* _Records supplied_:
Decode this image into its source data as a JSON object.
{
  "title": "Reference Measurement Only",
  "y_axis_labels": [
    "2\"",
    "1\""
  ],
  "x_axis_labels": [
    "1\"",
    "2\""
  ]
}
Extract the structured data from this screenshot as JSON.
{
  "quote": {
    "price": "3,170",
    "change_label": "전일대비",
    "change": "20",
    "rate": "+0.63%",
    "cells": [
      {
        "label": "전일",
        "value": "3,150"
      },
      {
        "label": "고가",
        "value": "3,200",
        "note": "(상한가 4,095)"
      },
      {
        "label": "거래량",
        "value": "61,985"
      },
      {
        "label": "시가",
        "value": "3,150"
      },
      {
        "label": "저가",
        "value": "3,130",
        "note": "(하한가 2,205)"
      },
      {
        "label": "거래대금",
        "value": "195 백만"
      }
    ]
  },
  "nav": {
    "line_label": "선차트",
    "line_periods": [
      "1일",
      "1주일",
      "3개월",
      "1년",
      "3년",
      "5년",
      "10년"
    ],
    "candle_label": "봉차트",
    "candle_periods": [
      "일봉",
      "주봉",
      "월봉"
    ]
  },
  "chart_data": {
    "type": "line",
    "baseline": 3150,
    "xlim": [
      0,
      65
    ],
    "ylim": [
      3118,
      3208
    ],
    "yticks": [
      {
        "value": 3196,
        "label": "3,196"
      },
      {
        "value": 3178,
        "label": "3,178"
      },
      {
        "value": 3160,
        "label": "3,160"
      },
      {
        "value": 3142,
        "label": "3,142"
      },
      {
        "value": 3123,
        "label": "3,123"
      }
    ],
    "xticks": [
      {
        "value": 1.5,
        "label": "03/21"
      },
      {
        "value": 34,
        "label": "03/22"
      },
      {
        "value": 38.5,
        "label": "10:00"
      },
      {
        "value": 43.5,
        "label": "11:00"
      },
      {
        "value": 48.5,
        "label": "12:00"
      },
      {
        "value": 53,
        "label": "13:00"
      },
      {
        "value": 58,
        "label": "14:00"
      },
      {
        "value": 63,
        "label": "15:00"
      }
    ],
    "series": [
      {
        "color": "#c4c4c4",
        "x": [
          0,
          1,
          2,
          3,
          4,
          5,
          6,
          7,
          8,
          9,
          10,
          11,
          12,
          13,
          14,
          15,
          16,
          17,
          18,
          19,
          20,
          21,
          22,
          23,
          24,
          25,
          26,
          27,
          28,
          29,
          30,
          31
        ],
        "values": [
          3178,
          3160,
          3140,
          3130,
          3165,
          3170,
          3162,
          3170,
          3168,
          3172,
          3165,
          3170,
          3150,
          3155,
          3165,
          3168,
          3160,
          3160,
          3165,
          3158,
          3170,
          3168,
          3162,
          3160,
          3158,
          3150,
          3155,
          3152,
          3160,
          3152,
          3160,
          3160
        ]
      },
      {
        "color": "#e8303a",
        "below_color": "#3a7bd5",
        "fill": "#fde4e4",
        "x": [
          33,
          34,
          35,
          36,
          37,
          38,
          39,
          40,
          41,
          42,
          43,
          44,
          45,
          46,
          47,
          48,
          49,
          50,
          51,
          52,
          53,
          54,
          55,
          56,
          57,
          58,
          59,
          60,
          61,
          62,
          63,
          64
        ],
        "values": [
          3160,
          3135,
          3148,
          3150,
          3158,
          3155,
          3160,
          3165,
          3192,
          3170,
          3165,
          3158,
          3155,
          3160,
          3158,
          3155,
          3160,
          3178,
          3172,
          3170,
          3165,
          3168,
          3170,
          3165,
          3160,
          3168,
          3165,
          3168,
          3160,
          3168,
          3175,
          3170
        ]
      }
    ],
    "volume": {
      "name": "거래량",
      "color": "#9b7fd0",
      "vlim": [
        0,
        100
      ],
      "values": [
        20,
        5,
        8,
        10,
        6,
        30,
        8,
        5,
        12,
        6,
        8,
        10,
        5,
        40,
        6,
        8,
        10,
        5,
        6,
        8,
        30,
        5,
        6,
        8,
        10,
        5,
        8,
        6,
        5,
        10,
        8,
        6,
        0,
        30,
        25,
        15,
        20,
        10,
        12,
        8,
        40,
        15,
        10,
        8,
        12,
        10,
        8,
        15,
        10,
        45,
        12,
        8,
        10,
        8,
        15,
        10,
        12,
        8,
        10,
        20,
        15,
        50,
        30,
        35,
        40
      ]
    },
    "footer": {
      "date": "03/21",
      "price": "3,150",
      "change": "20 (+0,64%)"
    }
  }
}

* _Instructions for the task_: Reply with nothing but the number of lines in the data above that contain "JSON".

* _Reply_: 2